● RECORDS FOR THIS EXERCISE
>> Begin

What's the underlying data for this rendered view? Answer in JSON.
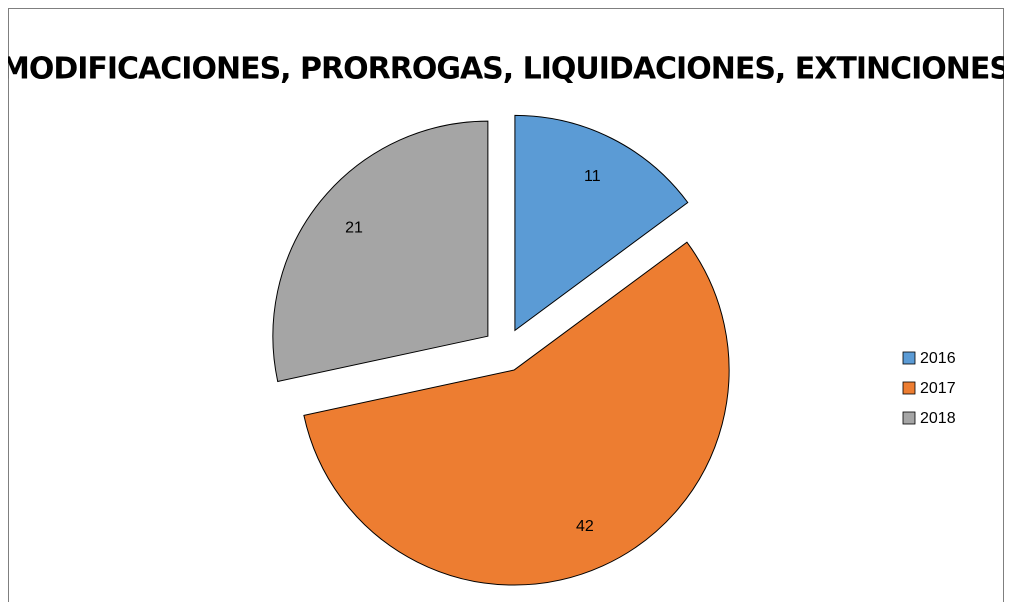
{
  "chart_data": {
    "type": "pie",
    "title": "MODIFICACIONES, PRORROGAS, LIQUIDACIONES, EXTINCIONES",
    "categories": [
      "2016",
      "2017",
      "2018"
    ],
    "values": [
      11,
      42,
      21
    ],
    "colors": [
      "#5b9bd5",
      "#ed7d31",
      "#a5a5a5"
    ],
    "exploded": true,
    "legend": "right"
  }
}
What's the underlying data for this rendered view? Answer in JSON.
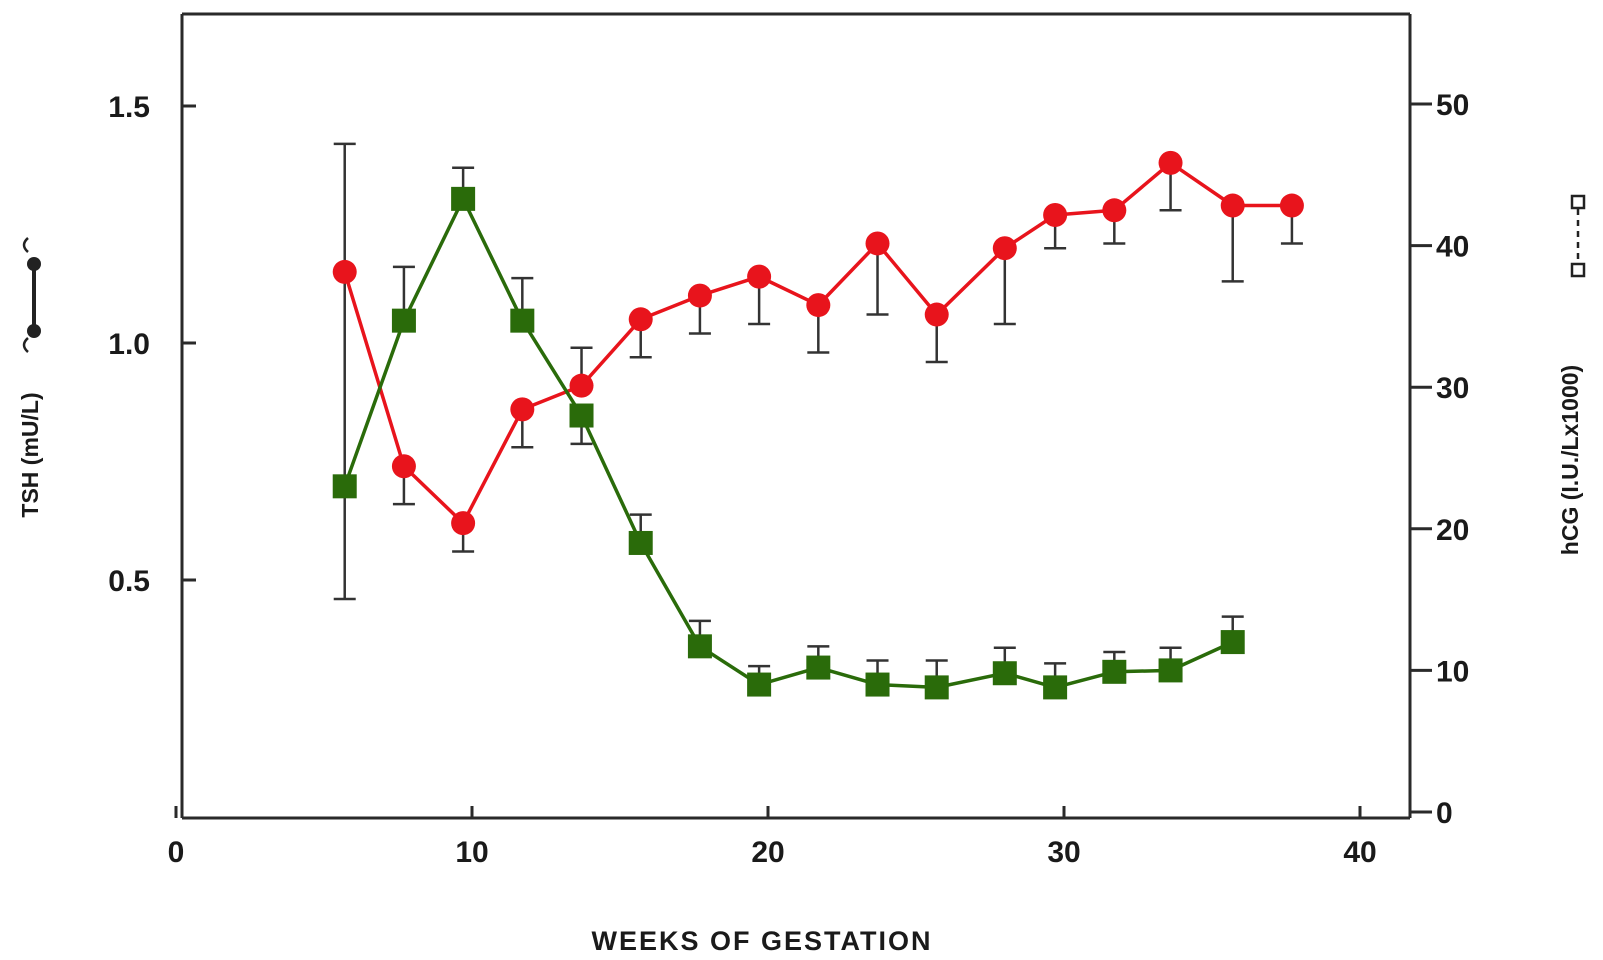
{
  "chart_data": {
    "type": "line",
    "xlabel": "WEEKS OF GESTATION",
    "ylabel_left": "TSH (mU/L)",
    "ylabel_right": "hCG (I.U./Lx1000)",
    "xlim": [
      0,
      42
    ],
    "ylim_left": [
      0,
      1.7
    ],
    "ylim_right": [
      0,
      55
    ],
    "x_ticks": [
      0,
      10,
      20,
      30,
      40
    ],
    "x_tick_labels": [
      "0",
      "10",
      "20",
      "30",
      "40"
    ],
    "y_left_ticks": [
      0.5,
      1.0,
      1.5
    ],
    "y_left_tick_labels": [
      "0.5",
      "1.0",
      "1.5"
    ],
    "y_right_ticks": [
      0,
      10,
      20,
      30,
      40,
      50
    ],
    "y_right_tick_labels": [
      "0",
      "10",
      "20",
      "30",
      "40",
      "50"
    ],
    "grid": false,
    "series": [
      {
        "axis": "left",
        "marker": "circle",
        "color": "#e8141c",
        "points": [
          {
            "x": 5.7,
            "y": 1.15,
            "err_low": 0.46,
            "err_high": 1.42
          },
          {
            "x": 7.7,
            "y": 0.74,
            "err_low": 0.66
          },
          {
            "x": 9.7,
            "y": 0.62,
            "err_low": 0.56
          },
          {
            "x": 11.7,
            "y": 0.86,
            "err_low": 0.78
          },
          {
            "x": 13.7,
            "y": 0.91,
            "err_high": 0.99
          },
          {
            "x": 15.7,
            "y": 1.05,
            "err_low": 0.97
          },
          {
            "x": 17.7,
            "y": 1.1,
            "err_low": 1.02
          },
          {
            "x": 19.7,
            "y": 1.14,
            "err_low": 1.04
          },
          {
            "x": 21.7,
            "y": 1.08,
            "err_low": 0.98
          },
          {
            "x": 23.7,
            "y": 1.21,
            "err_low": 1.06
          },
          {
            "x": 25.7,
            "y": 1.06,
            "err_low": 0.96
          },
          {
            "x": 28.0,
            "y": 1.2,
            "err_low": 1.04
          },
          {
            "x": 29.7,
            "y": 1.27,
            "err_low": 1.2
          },
          {
            "x": 31.7,
            "y": 1.28,
            "err_low": 1.21
          },
          {
            "x": 33.6,
            "y": 1.38,
            "err_low": 1.28
          },
          {
            "x": 35.7,
            "y": 1.29,
            "err_low": 1.13
          },
          {
            "x": 37.7,
            "y": 1.29,
            "err_low": 1.21
          }
        ]
      },
      {
        "axis": "right",
        "marker": "square",
        "color": "#2a6b0a",
        "points": [
          {
            "x": 5.7,
            "y": 23
          },
          {
            "x": 7.7,
            "y": 34.7,
            "err_high": 38.5
          },
          {
            "x": 9.7,
            "y": 43.3,
            "err_high": 45.5
          },
          {
            "x": 11.7,
            "y": 34.7,
            "err_high": 37.7
          },
          {
            "x": 13.7,
            "y": 28,
            "err_low": 26
          },
          {
            "x": 15.7,
            "y": 19,
            "err_high": 21
          },
          {
            "x": 17.7,
            "y": 11.7,
            "err_high": 13.5
          },
          {
            "x": 19.7,
            "y": 9,
            "err_high": 10.3
          },
          {
            "x": 21.7,
            "y": 10.2,
            "err_high": 11.7
          },
          {
            "x": 23.7,
            "y": 9,
            "err_high": 10.7
          },
          {
            "x": 25.7,
            "y": 8.8,
            "err_high": 10.7
          },
          {
            "x": 28.0,
            "y": 9.8,
            "err_high": 11.6
          },
          {
            "x": 29.7,
            "y": 8.8,
            "err_high": 10.5
          },
          {
            "x": 31.7,
            "y": 9.9,
            "err_high": 11.3
          },
          {
            "x": 33.6,
            "y": 10,
            "err_high": 11.6
          },
          {
            "x": 35.7,
            "y": 12,
            "err_high": 13.8
          }
        ]
      }
    ]
  }
}
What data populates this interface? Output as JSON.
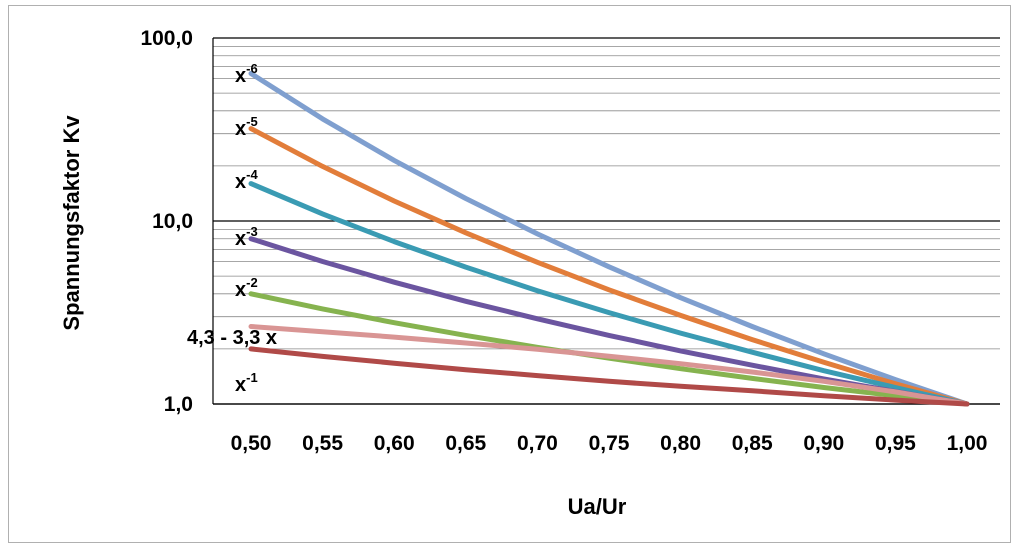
{
  "chart_data": {
    "type": "line",
    "title": "",
    "xlabel": "Ua/Ur",
    "ylabel": "Spannungsfaktor Kv",
    "xlim": [
      0.5,
      1.0
    ],
    "ylim": [
      1,
      100
    ],
    "yscale": "log",
    "x_ticks": [
      "0,50",
      "0,55",
      "0,60",
      "0,65",
      "0,70",
      "0,75",
      "0,80",
      "0,85",
      "0,90",
      "0,95",
      "1,00"
    ],
    "y_ticks": [
      "1,0",
      "10,0",
      "100,0"
    ],
    "grid": true,
    "legend": "none",
    "x": [
      0.5,
      0.55,
      0.6,
      0.65,
      0.7,
      0.75,
      0.8,
      0.85,
      0.9,
      0.95,
      1.0
    ],
    "series": [
      {
        "label_base": "x",
        "label_exp": "-6",
        "color": "#7f9fcf",
        "values": [
          64.0,
          36.13,
          21.43,
          13.27,
          8.5,
          5.62,
          3.81,
          2.65,
          1.88,
          1.36,
          1.0
        ]
      },
      {
        "label_base": "x",
        "label_exp": "-5",
        "color": "#e27d3a",
        "values": [
          32.0,
          19.87,
          12.86,
          8.62,
          5.95,
          4.21,
          3.05,
          2.25,
          1.69,
          1.29,
          1.0
        ]
      },
      {
        "label_base": "x",
        "label_exp": "-4",
        "color": "#3a9bb3",
        "values": [
          16.0,
          10.93,
          7.72,
          5.6,
          4.16,
          3.16,
          2.44,
          1.92,
          1.52,
          1.23,
          1.0
        ]
      },
      {
        "label_base": "x",
        "label_exp": "-3",
        "color": "#6b55a0",
        "values": [
          8.0,
          6.01,
          4.63,
          3.64,
          2.92,
          2.37,
          1.95,
          1.63,
          1.37,
          1.17,
          1.0
        ]
      },
      {
        "label_base": "x",
        "label_exp": "-2",
        "color": "#86b34f",
        "values": [
          4.0,
          3.31,
          2.78,
          2.37,
          2.04,
          1.78,
          1.56,
          1.38,
          1.23,
          1.11,
          1.0
        ]
      },
      {
        "label_base": "4,3 - 3,3 x",
        "label_exp": "",
        "color": "#d99594",
        "values": [
          2.65,
          2.485,
          2.32,
          2.155,
          1.99,
          1.825,
          1.66,
          1.495,
          1.33,
          1.165,
          1.0
        ]
      },
      {
        "label_base": "x",
        "label_exp": "-1",
        "color": "#b04a48",
        "values": [
          2.0,
          1.82,
          1.67,
          1.54,
          1.43,
          1.33,
          1.25,
          1.18,
          1.11,
          1.05,
          1.0
        ]
      }
    ]
  }
}
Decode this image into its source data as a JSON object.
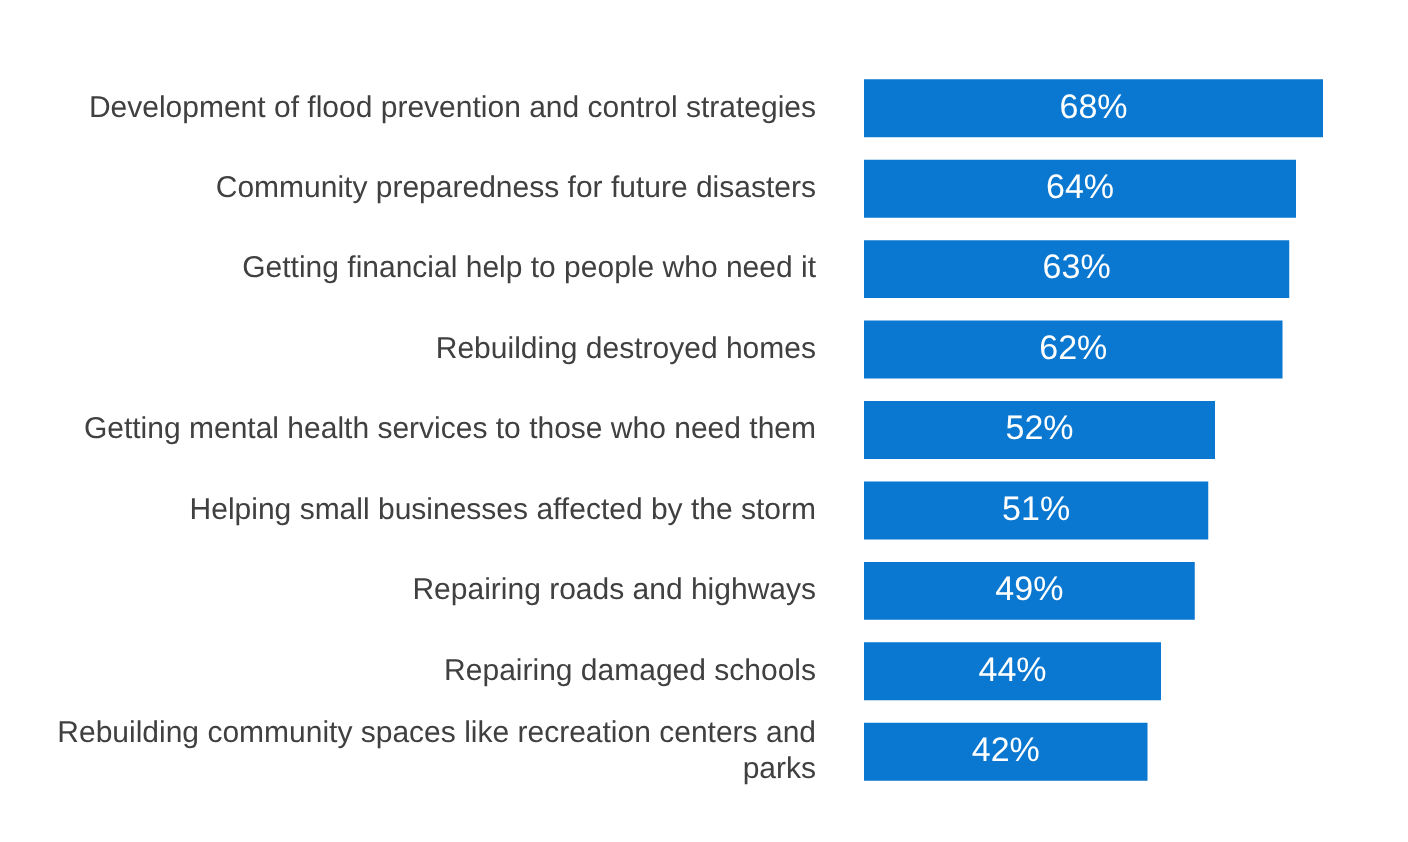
{
  "chart_data": {
    "type": "bar",
    "orientation": "horizontal",
    "categories": [
      "Development of flood prevention and control strategies",
      "Community preparedness for future disasters",
      "Getting financial help to people who need it",
      "Rebuilding destroyed homes",
      "Getting mental health services to those who need them",
      "Helping small businesses affected by the storm",
      "Repairing roads and highways",
      "Repairing damaged schools",
      "Rebuilding community spaces like recreation centers and parks"
    ],
    "values": [
      68,
      64,
      63,
      62,
      52,
      51,
      49,
      44,
      42
    ],
    "value_labels": [
      "68%",
      "64%",
      "63%",
      "62%",
      "52%",
      "51%",
      "49%",
      "44%",
      "42%"
    ],
    "color": "#0a77d0"
  }
}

>> End

● WHAT NEEDS TO BE DONE
Quote the material exactly. Pictures stay out.

● SOLUTION TO THIS PROBLEM
What's the underlying data for this rendered view? Answer in JSON.
{
  "chart_data": {
    "type": "pie",
    "title": "MODIFICACIONES, PRORROGAS, LIQUIDACIONES, EXTINCIONES",
    "categories": [
      "2016",
      "2017",
      "2018"
    ],
    "values": [
      11,
      42,
      21
    ],
    "colors": [
      "#5b9bd5",
      "#ed7d31",
      "#a5a5a5"
    ],
    "exploded": true,
    "legend": "right"
  }
}
What's the underlying data for this rendered view? Answer in JSON.
{
  "chart_data": {
    "type": "line",
    "xlabel": "WEEKS OF GESTATION",
    "ylabel_left": "TSH (mU/L)",
    "ylabel_right": "hCG (I.U./Lx1000)",
    "xlim": [
      0,
      42
    ],
    "ylim_left": [
      0,
      1.7
    ],
    "ylim_right": [
      0,
      55
    ],
    "x_ticks": [
      0,
      10,
      20,
      30,
      40
    ],
    "x_tick_labels": [
      "0",
      "10",
      "20",
      "30",
      "40"
    ],
    "y_left_ticks": [
      0.5,
      1.0,
      1.5
    ],
    "y_left_tick_labels": [
      "0.5",
      "1.0",
      "1.5"
    ],
    "y_right_ticks": [
      0,
      10,
      20,
      30,
      40,
      50
    ],
    "y_right_tick_labels": [
      "0",
      "10",
      "20",
      "30",
      "40",
      "50"
    ],
    "grid": false,
    "series": [
      {
        "axis": "left",
        "marker": "circle",
        "color": "#e8141c",
        "points": [
          {
            "x": 5.7,
            "y": 1.15,
            "err_low": 0.46,
            "err_high": 1.42
          },
          {
            "x": 7.7,
            "y": 0.74,
            "err_low": 0.66
          },
          {
            "x": 9.7,
            "y": 0.62,
            "err_low": 0.56
          },
          {
            "x": 11.7,
            "y": 0.86,
            "err_low": 0.78
          },
          {
            "x": 13.7,
            "y": 0.91,
            "err_high": 0.99
          },
          {
            "x": 15.7,
            "y": 1.05,
            "err_low": 0.97
          },
          {
            "x": 17.7,
            "y": 1.1,
            "err_low": 1.02
          },
          {
            "x": 19.7,
            "y": 1.14,
            "err_low": 1.04
          },
          {
            "x": 21.7,
            "y": 1.08,
            "err_low": 0.98
          },
          {
            "x": 23.7,
            "y": 1.21,
            "err_low": 1.06
          },
          {
            "x": 25.7,
            "y": 1.06,
            "err_low": 0.96
          },
          {
            "x": 28.0,
            "y": 1.2,
            "err_low": 1.04
          },
          {
            "x": 29.7,
            "y": 1.27,
            "err_low": 1.2
          },
          {
            "x": 31.7,
            "y": 1.28,
            "err_low": 1.21
          },
          {
            "x": 33.6,
            "y": 1.38,
            "err_low": 1.28
          },
          {
            "x": 35.7,
            "y": 1.29,
            "err_low": 1.13
          },
          {
            "x": 37.7,
            "y": 1.29,
            "err_low": 1.21
          }
        ]
      },
      {
        "axis": "right",
        "marker": "square",
        "color": "#2a6b0a",
        "points": [
          {
            "x": 5.7,
            "y": 23
          },
          {
            "x": 7.7,
            "y": 34.7,
            "err_high": 38.5
          },
          {
            "x": 9.7,
            "y": 43.3,
            "err_high": 45.5
          },
          {
            "x": 11.7,
            "y": 34.7,
            "err_high": 37.7
          },
          {
            "x": 13.7,
            "y": 28,
            "err_low": 26
          },
          {
            "x": 15.7,
            "y": 19,
            "err_high": 21
          },
          {
            "x": 17.7,
            "y": 11.7,
            "err_high": 13.5
          },
          {
            "x": 19.7,
            "y": 9,
            "err_high": 10.3
          },
          {
            "x": 21.7,
            "y": 10.2,
            "err_high": 11.7
          },
          {
            "x": 23.7,
            "y": 9,
            "err_high": 10.7
          },
          {
            "x": 25.7,
            "y": 8.8,
            "err_high": 10.7
          },
          {
            "x": 28.0,
            "y": 9.8,
            "err_high": 11.6
          },
          {
            "x": 29.7,
            "y": 8.8,
            "err_high": 10.5
          },
          {
            "x": 31.7,
            "y": 9.9,
            "err_high": 11.3
          },
          {
            "x": 33.6,
            "y": 10,
            "err_high": 11.6
          },
          {
            "x": 35.7,
            "y": 12,
            "err_high": 13.8
          }
        ]
      }
    ]
  }
}
What data populates this interface? Output as JSON.
{
  "chart_data": {
    "type": "line",
    "title": "",
    "xlabel": "Ua/Ur",
    "ylabel": "Spannungsfaktor Kv",
    "xlim": [
      0.5,
      1.0
    ],
    "ylim": [
      1,
      100
    ],
    "yscale": "log",
    "x_ticks": [
      "0,50",
      "0,55",
      "0,60",
      "0,65",
      "0,70",
      "0,75",
      "0,80",
      "0,85",
      "0,90",
      "0,95",
      "1,00"
    ],
    "y_ticks": [
      "1,0",
      "10,0",
      "100,0"
    ],
    "grid": true,
    "legend": "none",
    "x": [
      0.5,
      0.55,
      0.6,
      0.65,
      0.7,
      0.75,
      0.8,
      0.85,
      0.9,
      0.95,
      1.0
    ],
    "series": [
      {
        "label_base": "x",
        "label_exp": "-6",
        "color": "#7f9fcf",
        "values": [
          64.0,
          36.13,
          21.43,
          13.27,
          8.5,
          5.62,
          3.81,
          2.65,
          1.88,
          1.36,
          1.0
        ]
      },
      {
        "label_base": "x",
        "label_exp": "-5",
        "color": "#e27d3a",
        "values": [
          32.0,
          19.87,
          12.86,
          8.62,
          5.95,
          4.21,
          3.05,
          2.25,
          1.69,
          1.29,
          1.0
        ]
      },
      {
        "label_base": "x",
        "label_exp": "-4",
        "color": "#3a9bb3",
        "values": [
          16.0,
          10.93,
          7.72,
          5.6,
          4.16,
          3.16,
          2.44,
          1.92,
          1.52,
          1.23,
          1.0
        ]
      },
      {
        "label_base": "x",
        "label_exp": "-3",
        "color": "#6b55a0",
        "values": [
          8.0,
          6.01,
          4.63,
          3.64,
          2.92,
          2.37,
          1.95,
          1.63,
          1.37,
          1.17,
          1.0
        ]
      },
      {
        "label_base": "x",
        "label_exp": "-2",
        "color": "#86b34f",
        "values": [
          4.0,
          3.31,
          2.78,
          2.37,
          2.04,
          1.78,
          1.56,
          1.38,
          1.23,
          1.11,
          1.0
        ]
      },
      {
        "label_base": "4,3 - 3,3 x",
        "label_exp": "",
        "color": "#d99594",
        "values": [
          2.65,
          2.485,
          2.32,
          2.155,
          1.99,
          1.825,
          1.66,
          1.495,
          1.33,
          1.165,
          1.0
        ]
      },
      {
        "label_base": "x",
        "label_exp": "-1",
        "color": "#b04a48",
        "values": [
          2.0,
          1.82,
          1.67,
          1.54,
          1.43,
          1.33,
          1.25,
          1.18,
          1.11,
          1.05,
          1.0
        ]
      }
    ]
  }
}
Decode this image into its source data as a JSON object.
{
  "chart_data": {
    "type": "bar",
    "orientation": "horizontal",
    "categories": [
      "Development of flood prevention and control strategies",
      "Community preparedness for future disasters",
      "Getting financial help to people who need it",
      "Rebuilding destroyed homes",
      "Getting mental health services to those who need them",
      "Helping small businesses affected by the storm",
      "Repairing roads and highways",
      "Repairing damaged schools",
      "Rebuilding community spaces like recreation centers and parks"
    ],
    "values": [
      68,
      64,
      63,
      62,
      52,
      51,
      49,
      44,
      42
    ],
    "value_labels": [
      "68%",
      "64%",
      "63%",
      "62%",
      "52%",
      "51%",
      "49%",
      "44%",
      "42%"
    ],
    "color": "#0a77d0"
  }
}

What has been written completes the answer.